§ WORK TO COMPLETE
For the entries below, how many lines include the word "Peine"? Give the figure and nothing more.

§ MATERIAL FOR THE TASK
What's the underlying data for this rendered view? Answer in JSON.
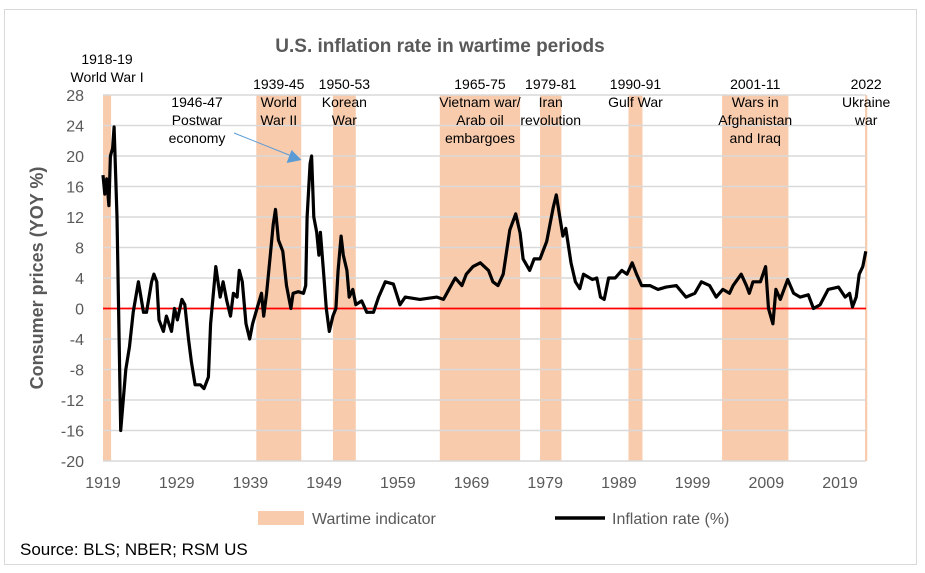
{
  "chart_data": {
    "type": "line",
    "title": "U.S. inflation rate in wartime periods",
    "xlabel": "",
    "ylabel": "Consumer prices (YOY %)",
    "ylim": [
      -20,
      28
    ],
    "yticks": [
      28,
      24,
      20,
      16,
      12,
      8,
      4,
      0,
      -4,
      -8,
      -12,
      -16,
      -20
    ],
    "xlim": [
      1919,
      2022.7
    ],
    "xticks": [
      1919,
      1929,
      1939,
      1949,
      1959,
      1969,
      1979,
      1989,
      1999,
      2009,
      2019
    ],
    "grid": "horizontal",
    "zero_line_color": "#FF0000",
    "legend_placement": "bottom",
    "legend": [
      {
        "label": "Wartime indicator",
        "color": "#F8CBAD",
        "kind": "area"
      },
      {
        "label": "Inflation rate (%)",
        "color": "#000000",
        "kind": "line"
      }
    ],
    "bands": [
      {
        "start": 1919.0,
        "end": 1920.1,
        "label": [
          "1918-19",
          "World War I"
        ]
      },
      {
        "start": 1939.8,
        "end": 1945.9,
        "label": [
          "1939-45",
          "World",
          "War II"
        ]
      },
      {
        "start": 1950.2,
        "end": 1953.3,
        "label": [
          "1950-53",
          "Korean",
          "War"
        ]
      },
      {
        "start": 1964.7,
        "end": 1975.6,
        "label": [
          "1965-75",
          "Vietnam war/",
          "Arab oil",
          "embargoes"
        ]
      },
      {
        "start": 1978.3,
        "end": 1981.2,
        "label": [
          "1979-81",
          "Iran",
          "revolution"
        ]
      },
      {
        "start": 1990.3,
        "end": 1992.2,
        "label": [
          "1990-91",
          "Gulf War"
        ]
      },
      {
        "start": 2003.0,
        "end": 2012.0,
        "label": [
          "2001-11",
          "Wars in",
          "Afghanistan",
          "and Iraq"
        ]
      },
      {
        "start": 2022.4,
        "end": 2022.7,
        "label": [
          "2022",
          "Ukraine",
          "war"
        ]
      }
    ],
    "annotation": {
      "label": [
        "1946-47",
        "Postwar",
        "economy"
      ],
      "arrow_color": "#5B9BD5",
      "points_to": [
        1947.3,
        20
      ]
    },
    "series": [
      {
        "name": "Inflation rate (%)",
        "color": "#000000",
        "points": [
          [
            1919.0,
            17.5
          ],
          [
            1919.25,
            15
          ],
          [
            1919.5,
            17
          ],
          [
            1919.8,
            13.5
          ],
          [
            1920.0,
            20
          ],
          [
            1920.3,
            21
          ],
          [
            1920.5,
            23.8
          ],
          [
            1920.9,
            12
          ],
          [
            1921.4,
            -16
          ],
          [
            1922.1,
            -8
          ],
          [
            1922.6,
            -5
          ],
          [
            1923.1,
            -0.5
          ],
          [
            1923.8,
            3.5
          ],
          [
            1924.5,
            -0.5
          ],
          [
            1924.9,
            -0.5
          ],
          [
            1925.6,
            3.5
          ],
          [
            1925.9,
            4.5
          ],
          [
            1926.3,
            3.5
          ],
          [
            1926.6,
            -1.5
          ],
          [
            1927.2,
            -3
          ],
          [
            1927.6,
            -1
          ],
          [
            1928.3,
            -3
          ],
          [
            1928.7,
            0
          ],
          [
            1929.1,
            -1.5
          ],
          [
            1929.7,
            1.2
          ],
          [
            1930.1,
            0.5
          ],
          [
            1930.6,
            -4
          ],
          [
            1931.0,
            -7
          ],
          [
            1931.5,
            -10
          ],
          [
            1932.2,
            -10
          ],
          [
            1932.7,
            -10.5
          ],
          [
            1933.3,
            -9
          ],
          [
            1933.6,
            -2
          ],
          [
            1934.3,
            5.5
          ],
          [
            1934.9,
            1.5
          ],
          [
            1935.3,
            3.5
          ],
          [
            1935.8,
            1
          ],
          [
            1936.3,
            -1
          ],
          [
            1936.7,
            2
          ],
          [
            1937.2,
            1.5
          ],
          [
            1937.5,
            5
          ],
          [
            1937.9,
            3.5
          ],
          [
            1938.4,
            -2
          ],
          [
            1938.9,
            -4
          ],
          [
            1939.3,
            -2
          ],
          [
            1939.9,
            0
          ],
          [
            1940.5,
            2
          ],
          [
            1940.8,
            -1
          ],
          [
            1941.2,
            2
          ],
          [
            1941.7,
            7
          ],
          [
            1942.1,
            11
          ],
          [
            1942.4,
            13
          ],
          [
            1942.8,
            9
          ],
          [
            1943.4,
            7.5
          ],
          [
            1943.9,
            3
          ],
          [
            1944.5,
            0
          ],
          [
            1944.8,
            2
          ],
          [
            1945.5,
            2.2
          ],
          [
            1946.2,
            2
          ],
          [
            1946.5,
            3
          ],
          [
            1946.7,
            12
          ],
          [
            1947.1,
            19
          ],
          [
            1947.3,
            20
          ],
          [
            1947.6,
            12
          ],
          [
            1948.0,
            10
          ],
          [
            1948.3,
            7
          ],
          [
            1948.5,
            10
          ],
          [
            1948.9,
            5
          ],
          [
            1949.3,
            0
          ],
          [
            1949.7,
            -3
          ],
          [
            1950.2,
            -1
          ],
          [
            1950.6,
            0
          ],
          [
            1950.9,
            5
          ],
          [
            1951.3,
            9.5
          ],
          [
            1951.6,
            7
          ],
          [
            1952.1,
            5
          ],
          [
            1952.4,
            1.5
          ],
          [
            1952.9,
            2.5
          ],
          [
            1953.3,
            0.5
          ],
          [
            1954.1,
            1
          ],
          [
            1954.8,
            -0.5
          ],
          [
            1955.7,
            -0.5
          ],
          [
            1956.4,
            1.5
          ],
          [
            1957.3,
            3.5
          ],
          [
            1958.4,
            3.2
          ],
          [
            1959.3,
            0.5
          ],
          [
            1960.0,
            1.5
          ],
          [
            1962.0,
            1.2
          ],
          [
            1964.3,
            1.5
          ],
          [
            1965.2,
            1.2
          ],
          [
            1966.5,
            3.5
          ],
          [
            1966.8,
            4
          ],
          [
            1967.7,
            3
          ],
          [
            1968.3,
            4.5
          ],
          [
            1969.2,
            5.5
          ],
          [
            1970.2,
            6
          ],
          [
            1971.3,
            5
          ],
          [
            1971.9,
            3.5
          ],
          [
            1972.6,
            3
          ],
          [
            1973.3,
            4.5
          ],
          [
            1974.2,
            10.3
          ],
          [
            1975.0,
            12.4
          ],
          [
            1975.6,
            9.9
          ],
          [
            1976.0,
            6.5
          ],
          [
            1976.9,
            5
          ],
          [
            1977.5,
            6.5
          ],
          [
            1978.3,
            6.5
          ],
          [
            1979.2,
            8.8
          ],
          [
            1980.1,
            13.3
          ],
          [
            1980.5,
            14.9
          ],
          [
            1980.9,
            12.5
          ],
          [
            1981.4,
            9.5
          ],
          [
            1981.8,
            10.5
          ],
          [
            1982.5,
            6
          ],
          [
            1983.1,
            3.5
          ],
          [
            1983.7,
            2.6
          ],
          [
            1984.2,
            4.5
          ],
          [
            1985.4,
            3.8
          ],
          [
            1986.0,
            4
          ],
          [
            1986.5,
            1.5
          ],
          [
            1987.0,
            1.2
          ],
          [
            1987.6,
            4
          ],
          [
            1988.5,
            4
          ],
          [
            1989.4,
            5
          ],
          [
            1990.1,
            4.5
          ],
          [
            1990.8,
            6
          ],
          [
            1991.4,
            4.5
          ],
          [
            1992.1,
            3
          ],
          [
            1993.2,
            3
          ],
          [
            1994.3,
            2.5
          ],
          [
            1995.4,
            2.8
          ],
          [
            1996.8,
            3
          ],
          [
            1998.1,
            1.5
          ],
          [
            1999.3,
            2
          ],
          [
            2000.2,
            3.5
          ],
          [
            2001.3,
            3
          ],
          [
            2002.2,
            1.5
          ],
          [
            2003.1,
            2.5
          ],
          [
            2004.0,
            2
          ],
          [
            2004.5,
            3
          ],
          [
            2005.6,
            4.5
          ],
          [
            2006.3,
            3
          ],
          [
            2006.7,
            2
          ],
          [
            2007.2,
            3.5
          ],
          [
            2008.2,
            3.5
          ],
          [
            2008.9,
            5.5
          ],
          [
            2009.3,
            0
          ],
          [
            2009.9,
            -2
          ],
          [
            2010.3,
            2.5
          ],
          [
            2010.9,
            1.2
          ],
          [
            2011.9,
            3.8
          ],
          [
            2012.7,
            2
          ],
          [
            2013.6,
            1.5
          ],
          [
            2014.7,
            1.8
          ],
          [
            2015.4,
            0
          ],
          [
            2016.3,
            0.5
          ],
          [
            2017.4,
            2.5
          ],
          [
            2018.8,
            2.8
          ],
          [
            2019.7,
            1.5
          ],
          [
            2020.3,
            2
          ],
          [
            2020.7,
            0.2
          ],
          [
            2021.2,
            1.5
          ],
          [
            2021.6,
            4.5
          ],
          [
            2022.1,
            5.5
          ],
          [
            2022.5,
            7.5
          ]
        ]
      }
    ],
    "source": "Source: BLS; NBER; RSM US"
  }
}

==

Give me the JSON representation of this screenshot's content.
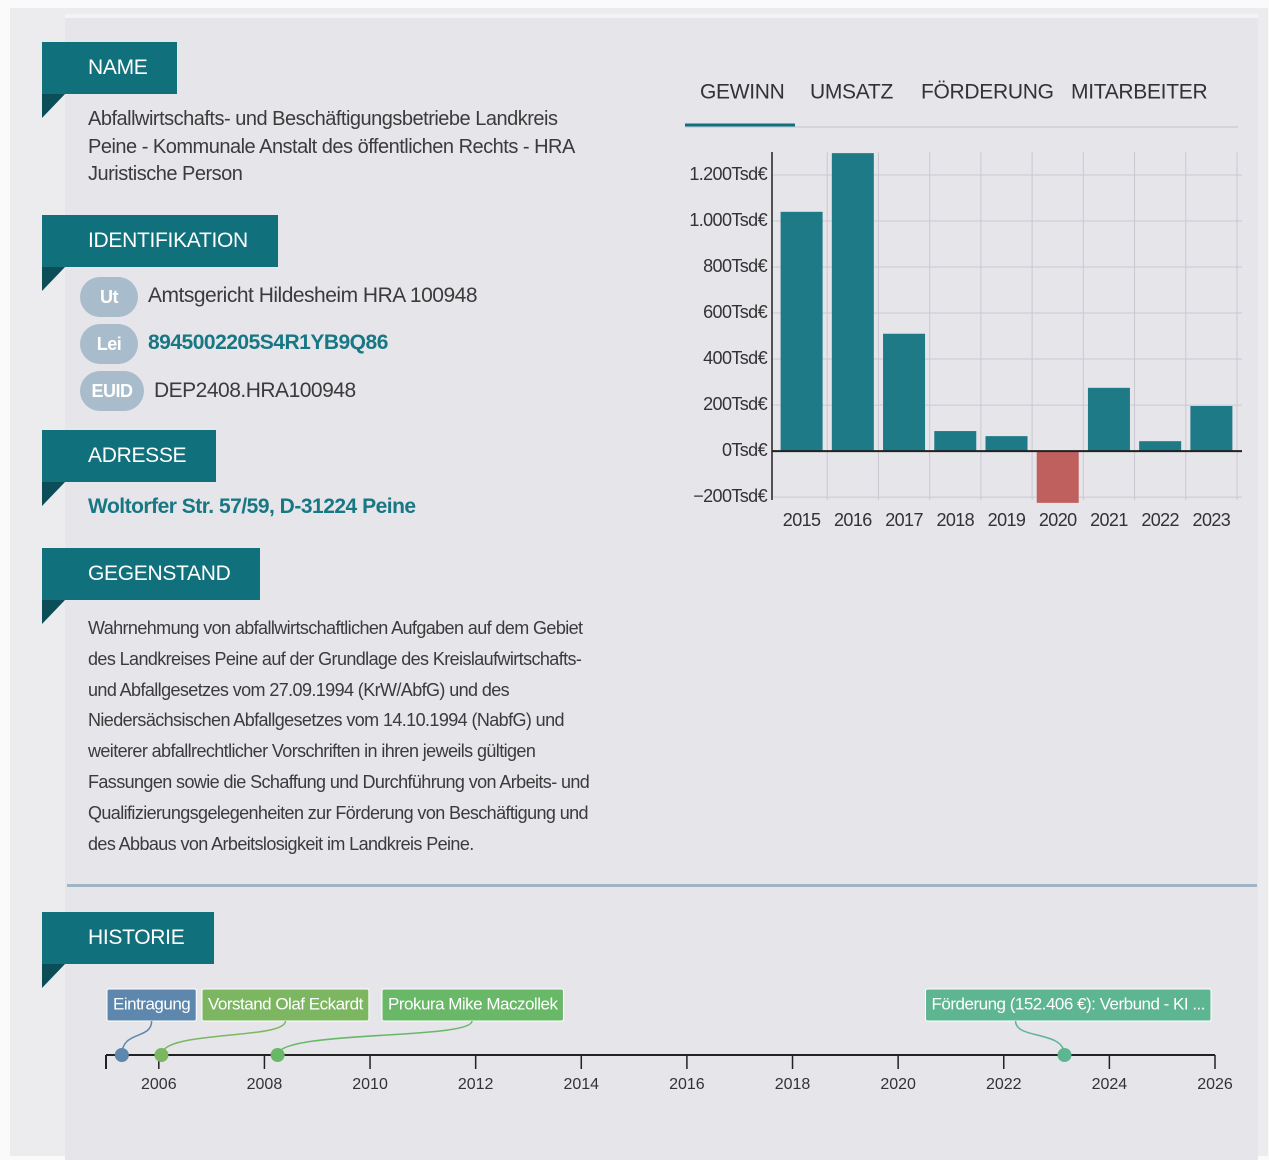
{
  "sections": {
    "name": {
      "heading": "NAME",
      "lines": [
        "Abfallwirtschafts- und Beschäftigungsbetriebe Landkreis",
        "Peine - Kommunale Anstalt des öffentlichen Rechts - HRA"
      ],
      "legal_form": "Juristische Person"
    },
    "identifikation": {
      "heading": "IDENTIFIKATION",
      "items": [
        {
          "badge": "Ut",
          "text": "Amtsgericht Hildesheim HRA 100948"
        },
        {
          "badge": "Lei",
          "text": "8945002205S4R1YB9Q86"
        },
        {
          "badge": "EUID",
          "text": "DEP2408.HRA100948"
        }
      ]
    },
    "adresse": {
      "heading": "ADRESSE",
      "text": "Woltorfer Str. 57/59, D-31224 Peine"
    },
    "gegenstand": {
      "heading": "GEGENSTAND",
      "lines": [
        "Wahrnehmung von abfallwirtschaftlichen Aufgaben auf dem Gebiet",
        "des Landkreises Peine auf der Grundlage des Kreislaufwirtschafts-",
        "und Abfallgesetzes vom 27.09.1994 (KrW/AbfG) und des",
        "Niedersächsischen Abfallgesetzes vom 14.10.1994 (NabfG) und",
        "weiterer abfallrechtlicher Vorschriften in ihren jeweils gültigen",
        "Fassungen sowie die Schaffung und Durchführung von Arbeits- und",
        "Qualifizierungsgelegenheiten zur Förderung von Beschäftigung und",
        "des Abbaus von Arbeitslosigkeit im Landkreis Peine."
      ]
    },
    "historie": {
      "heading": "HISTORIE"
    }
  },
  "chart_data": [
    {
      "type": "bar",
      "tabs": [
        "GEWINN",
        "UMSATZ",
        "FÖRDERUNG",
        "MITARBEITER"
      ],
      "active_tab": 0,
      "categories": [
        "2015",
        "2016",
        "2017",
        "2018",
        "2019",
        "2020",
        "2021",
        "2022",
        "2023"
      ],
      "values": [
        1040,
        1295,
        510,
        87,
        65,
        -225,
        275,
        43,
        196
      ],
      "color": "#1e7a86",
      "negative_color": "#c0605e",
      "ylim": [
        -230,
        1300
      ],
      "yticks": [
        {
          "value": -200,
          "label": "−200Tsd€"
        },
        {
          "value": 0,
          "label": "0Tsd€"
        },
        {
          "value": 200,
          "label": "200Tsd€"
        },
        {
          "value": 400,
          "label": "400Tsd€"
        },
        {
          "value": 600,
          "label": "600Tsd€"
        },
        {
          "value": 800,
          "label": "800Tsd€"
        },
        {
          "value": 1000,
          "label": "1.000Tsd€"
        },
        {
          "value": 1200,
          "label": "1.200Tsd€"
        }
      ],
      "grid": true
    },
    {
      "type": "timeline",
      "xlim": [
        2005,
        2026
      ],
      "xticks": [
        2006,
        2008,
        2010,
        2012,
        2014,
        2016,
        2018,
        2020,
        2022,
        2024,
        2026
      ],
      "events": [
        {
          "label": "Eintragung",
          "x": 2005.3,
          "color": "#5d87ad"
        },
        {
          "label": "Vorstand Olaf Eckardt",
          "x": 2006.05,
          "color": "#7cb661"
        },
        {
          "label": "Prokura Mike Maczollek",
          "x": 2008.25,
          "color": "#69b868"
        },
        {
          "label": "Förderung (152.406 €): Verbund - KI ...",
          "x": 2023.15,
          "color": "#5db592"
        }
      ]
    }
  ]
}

---

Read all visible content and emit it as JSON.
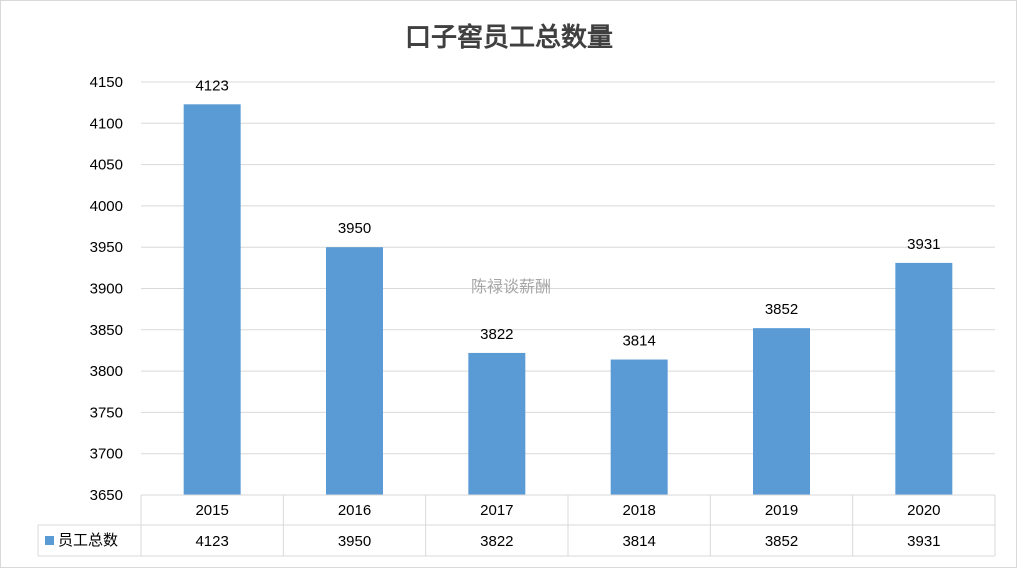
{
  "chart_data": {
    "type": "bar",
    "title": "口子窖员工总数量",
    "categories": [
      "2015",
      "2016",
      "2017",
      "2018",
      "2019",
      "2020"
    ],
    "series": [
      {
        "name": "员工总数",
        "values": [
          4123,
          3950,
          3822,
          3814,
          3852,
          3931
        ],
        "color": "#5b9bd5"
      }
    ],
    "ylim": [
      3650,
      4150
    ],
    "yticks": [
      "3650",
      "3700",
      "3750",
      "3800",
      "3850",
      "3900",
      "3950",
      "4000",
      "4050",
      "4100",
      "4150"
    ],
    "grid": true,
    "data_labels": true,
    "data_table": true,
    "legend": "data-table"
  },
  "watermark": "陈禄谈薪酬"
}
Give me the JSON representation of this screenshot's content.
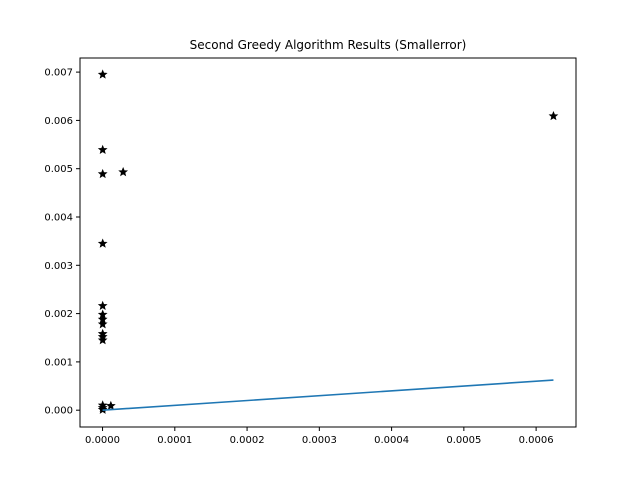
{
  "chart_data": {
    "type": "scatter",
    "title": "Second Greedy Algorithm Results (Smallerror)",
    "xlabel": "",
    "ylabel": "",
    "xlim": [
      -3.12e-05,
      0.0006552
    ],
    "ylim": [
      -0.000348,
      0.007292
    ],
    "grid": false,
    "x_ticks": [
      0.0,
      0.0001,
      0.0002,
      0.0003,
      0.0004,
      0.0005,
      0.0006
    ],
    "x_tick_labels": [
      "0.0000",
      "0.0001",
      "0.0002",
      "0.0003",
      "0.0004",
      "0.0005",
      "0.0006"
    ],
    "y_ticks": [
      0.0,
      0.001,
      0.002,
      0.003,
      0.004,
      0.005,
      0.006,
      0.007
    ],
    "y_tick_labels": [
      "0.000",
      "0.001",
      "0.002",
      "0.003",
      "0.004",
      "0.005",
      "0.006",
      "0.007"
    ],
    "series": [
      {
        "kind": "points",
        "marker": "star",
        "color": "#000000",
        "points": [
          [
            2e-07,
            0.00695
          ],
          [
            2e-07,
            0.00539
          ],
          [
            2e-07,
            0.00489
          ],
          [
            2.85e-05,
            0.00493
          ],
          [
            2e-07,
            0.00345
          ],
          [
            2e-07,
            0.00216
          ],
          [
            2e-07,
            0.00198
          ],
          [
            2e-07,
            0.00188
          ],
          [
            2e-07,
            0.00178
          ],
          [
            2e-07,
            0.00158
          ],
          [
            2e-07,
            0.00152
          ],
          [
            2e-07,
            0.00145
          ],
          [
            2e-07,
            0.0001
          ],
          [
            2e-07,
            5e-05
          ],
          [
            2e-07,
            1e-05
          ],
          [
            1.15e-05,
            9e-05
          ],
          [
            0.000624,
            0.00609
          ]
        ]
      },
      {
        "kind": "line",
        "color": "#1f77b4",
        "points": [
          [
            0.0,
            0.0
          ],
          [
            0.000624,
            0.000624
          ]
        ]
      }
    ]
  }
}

§ ANSWER TO THE EXERCISE
4